* start *

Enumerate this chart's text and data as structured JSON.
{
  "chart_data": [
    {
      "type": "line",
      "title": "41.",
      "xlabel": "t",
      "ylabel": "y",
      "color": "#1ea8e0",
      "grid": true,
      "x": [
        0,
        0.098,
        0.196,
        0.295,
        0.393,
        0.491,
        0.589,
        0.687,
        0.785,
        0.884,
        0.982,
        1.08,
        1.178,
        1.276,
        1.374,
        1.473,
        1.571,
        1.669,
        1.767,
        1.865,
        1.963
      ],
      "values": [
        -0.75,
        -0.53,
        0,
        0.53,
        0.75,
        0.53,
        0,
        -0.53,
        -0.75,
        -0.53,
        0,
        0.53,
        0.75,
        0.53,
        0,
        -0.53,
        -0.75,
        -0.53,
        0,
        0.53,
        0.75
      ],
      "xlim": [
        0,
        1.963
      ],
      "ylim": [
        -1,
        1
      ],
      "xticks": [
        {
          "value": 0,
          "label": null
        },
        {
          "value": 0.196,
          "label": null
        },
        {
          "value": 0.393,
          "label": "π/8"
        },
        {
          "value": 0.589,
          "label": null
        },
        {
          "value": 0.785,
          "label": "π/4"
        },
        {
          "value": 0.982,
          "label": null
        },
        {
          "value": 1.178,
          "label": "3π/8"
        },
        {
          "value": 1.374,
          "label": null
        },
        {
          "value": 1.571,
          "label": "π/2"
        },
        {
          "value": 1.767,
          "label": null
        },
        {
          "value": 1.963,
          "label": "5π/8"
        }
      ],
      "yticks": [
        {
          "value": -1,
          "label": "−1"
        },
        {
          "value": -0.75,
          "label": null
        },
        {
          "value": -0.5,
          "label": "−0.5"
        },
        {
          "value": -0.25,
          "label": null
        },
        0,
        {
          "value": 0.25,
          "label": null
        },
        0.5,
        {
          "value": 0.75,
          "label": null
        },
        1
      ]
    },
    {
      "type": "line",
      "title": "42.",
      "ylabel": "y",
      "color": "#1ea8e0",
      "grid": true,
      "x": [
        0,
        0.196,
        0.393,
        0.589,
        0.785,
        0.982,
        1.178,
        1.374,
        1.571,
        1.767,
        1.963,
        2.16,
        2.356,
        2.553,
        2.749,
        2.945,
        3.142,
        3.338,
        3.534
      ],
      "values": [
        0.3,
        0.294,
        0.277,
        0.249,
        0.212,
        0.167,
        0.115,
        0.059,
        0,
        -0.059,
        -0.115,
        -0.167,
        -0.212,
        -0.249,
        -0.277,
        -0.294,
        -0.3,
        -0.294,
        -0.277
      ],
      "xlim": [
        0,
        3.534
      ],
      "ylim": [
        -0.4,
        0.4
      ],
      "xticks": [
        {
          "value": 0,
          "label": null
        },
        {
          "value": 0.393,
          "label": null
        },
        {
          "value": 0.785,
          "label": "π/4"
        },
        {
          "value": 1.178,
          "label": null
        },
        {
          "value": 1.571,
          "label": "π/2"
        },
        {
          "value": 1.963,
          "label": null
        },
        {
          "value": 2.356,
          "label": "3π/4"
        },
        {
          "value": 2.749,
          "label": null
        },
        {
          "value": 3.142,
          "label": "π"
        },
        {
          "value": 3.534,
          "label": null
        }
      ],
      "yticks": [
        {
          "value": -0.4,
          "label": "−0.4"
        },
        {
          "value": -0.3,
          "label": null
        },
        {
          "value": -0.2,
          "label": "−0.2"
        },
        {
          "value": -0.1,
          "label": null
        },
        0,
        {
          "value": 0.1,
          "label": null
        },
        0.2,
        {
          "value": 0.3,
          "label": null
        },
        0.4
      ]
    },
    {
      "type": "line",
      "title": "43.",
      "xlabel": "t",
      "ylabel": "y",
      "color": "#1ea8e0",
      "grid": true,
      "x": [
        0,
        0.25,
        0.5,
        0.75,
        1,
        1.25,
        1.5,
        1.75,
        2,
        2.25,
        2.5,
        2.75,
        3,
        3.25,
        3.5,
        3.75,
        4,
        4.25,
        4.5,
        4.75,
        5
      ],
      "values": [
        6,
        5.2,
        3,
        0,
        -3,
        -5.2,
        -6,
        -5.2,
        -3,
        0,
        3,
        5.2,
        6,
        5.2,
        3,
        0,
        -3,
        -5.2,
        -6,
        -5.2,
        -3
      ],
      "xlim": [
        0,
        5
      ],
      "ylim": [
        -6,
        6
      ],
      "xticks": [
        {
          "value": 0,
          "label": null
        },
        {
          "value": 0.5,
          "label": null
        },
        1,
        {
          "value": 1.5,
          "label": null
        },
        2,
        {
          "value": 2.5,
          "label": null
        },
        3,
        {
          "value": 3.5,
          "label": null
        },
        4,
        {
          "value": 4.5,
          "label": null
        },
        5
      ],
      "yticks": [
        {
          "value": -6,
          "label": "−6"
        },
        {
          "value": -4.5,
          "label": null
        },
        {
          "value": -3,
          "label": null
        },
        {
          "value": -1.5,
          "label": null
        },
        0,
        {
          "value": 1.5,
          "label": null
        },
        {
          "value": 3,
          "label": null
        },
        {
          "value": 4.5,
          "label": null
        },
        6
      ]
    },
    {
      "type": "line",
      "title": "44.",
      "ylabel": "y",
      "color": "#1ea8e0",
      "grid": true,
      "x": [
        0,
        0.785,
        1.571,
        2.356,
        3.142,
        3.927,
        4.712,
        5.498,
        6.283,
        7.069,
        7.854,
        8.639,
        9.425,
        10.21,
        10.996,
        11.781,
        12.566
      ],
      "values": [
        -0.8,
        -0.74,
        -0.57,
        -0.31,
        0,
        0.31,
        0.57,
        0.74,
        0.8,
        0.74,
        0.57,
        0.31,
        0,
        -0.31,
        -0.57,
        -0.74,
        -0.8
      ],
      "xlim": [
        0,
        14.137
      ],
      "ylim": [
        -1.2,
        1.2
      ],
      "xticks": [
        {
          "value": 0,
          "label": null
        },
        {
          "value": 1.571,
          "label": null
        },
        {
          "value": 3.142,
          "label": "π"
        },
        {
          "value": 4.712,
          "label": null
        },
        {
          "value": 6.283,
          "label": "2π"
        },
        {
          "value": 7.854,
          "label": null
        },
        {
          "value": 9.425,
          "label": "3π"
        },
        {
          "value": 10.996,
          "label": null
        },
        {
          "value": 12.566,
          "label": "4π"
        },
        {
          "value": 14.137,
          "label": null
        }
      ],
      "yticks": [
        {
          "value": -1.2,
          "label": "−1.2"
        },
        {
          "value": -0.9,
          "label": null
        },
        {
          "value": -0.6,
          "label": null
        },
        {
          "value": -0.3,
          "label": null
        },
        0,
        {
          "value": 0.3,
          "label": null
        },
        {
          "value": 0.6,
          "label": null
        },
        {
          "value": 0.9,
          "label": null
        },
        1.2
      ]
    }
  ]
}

* end *

WRITTEN INSTRUCTION
Quote all the records exactly, please, leaving none out.

COMPLETE ANSWER
Enumerate this chart's text and data as structured JSON.
{
  "chart_data": [
    {
      "type": "line",
      "title": "41.",
      "xlabel": "t",
      "ylabel": "y",
      "color": "#1ea8e0",
      "grid": true,
      "x": [
        0,
        0.098,
        0.196,
        0.295,
        0.393,
        0.491,
        0.589,
        0.687,
        0.785,
        0.884,
        0.982,
        1.08,
        1.178,
        1.276,
        1.374,
        1.473,
        1.571,
        1.669,
        1.767,
        1.865,
        1.963
      ],
      "values": [
        -0.75,
        -0.53,
        0,
        0.53,
        0.75,
        0.53,
        0,
        -0.53,
        -0.75,
        -0.53,
        0,
        0.53,
        0.75,
        0.53,
        0,
        -0.53,
        -0.75,
        -0.53,
        0,
        0.53,
        0.75
      ],
      "xlim": [
        0,
        1.963
      ],
      "ylim": [
        -1,
        1
      ],
      "xticks": [
        {
          "value": 0,
          "label": null
        },
        {
          "value": 0.196,
          "label": null
        },
        {
          "value": 0.393,
          "label": "π/8"
        },
        {
          "value": 0.589,
          "label": null
        },
        {
          "value": 0.785,
          "label": "π/4"
        },
        {
          "value": 0.982,
          "label": null
        },
        {
          "value": 1.178,
          "label": "3π/8"
        },
        {
          "value": 1.374,
          "label": null
        },
        {
          "value": 1.571,
          "label": "π/2"
        },
        {
          "value": 1.767,
          "label": null
        },
        {
          "value": 1.963,
          "label": "5π/8"
        }
      ],
      "yticks": [
        {
          "value": -1,
          "label": "−1"
        },
        {
          "value": -0.75,
          "label": null
        },
        {
          "value": -0.5,
          "label": "−0.5"
        },
        {
          "value": -0.25,
          "label": null
        },
        0,
        {
          "value": 0.25,
          "label": null
        },
        0.5,
        {
          "value": 0.75,
          "label": null
        },
        1
      ]
    },
    {
      "type": "line",
      "title": "42.",
      "ylabel": "y",
      "color": "#1ea8e0",
      "grid": true,
      "x": [
        0,
        0.196,
        0.393,
        0.589,
        0.785,
        0.982,
        1.178,
        1.374,
        1.571,
        1.767,
        1.963,
        2.16,
        2.356,
        2.553,
        2.749,
        2.945,
        3.142,
        3.338,
        3.534
      ],
      "values": [
        0.3,
        0.294,
        0.277,
        0.249,
        0.212,
        0.167,
        0.115,
        0.059,
        0,
        -0.059,
        -0.115,
        -0.167,
        -0.212,
        -0.249,
        -0.277,
        -0.294,
        -0.3,
        -0.294,
        -0.277
      ],
      "xlim": [
        0,
        3.534
      ],
      "ylim": [
        -0.4,
        0.4
      ],
      "xticks": [
        {
          "value": 0,
          "label": null
        },
        {
          "value": 0.393,
          "label": null
        },
        {
          "value": 0.785,
          "label": "π/4"
        },
        {
          "value": 1.178,
          "label": null
        },
        {
          "value": 1.571,
          "label": "π/2"
        },
        {
          "value": 1.963,
          "label": null
        },
        {
          "value": 2.356,
          "label": "3π/4"
        },
        {
          "value": 2.749,
          "label": null
        },
        {
          "value": 3.142,
          "label": "π"
        },
        {
          "value": 3.534,
          "label": null
        }
      ],
      "yticks": [
        {
          "value": -0.4,
          "label": "−0.4"
        },
        {
          "value": -0.3,
          "label": null
        },
        {
          "value": -0.2,
          "label": "−0.2"
        },
        {
          "value": -0.1,
          "label": null
        },
        0,
        {
          "value": 0.1,
          "label": null
        },
        0.2,
        {
          "value": 0.3,
          "label": null
        },
        0.4
      ]
    },
    {
      "type": "line",
      "title": "43.",
      "xlabel": "t",
      "ylabel": "y",
      "color": "#1ea8e0",
      "grid": true,
      "x": [
        0,
        0.25,
        0.5,
        0.75,
        1,
        1.25,
        1.5,
        1.75,
        2,
        2.25,
        2.5,
        2.75,
        3,
        3.25,
        3.5,
        3.75,
        4,
        4.25,
        4.5,
        4.75,
        5
      ],
      "values": [
        6,
        5.2,
        3,
        0,
        -3,
        -5.2,
        -6,
        -5.2,
        -3,
        0,
        3,
        5.2,
        6,
        5.2,
        3,
        0,
        -3,
        -5.2,
        -6,
        -5.2,
        -3
      ],
      "xlim": [
        0,
        5
      ],
      "ylim": [
        -6,
        6
      ],
      "xticks": [
        {
          "value": 0,
          "label": null
        },
        {
          "value": 0.5,
          "label": null
        },
        1,
        {
          "value": 1.5,
          "label": null
        },
        2,
        {
          "value": 2.5,
          "label": null
        },
        3,
        {
          "value": 3.5,
          "label": null
        },
        4,
        {
          "value": 4.5,
          "label": null
        },
        5
      ],
      "yticks": [
        {
          "value": -6,
          "label": "−6"
        },
        {
          "value": -4.5,
          "label": null
        },
        {
          "value": -3,
          "label": null
        },
        {
          "value": -1.5,
          "label": null
        },
        0,
        {
          "value": 1.5,
          "label": null
        },
        {
          "value": 3,
          "label": null
        },
        {
          "value": 4.5,
          "label": null
        },
        6
      ]
    },
    {
      "type": "line",
      "title": "44.",
      "ylabel": "y",
      "color": "#1ea8e0",
      "grid": true,
      "x": [
        0,
        0.785,
        1.571,
        2.356,
        3.142,
        3.927,
        4.712,
        5.498,
        6.283,
        7.069,
        7.854,
        8.639,
        9.425,
        10.21,
        10.996,
        11.781,
        12.566
      ],
      "values": [
        -0.8,
        -0.74,
        -0.57,
        -0.31,
        0,
        0.31,
        0.57,
        0.74,
        0.8,
        0.74,
        0.57,
        0.31,
        0,
        -0.31,
        -0.57,
        -0.74,
        -0.8
      ],
      "xlim": [
        0,
        14.137
      ],
      "ylim": [
        -1.2,
        1.2
      ],
      "xticks": [
        {
          "value": 0,
          "label": null
        },
        {
          "value": 1.571,
          "label": null
        },
        {
          "value": 3.142,
          "label": "π"
        },
        {
          "value": 4.712,
          "label": null
        },
        {
          "value": 6.283,
          "label": "2π"
        },
        {
          "value": 7.854,
          "label": null
        },
        {
          "value": 9.425,
          "label": "3π"
        },
        {
          "value": 10.996,
          "label": null
        },
        {
          "value": 12.566,
          "label": "4π"
        },
        {
          "value": 14.137,
          "label": null
        }
      ],
      "yticks": [
        {
          "value": -1.2,
          "label": "−1.2"
        },
        {
          "value": -0.9,
          "label": null
        },
        {
          "value": -0.6,
          "label": null
        },
        {
          "value": -0.3,
          "label": null
        },
        0,
        {
          "value": 0.3,
          "label": null
        },
        {
          "value": 0.6,
          "label": null
        },
        {
          "value": 0.9,
          "label": null
        },
        1.2
      ]
    }
  ]
}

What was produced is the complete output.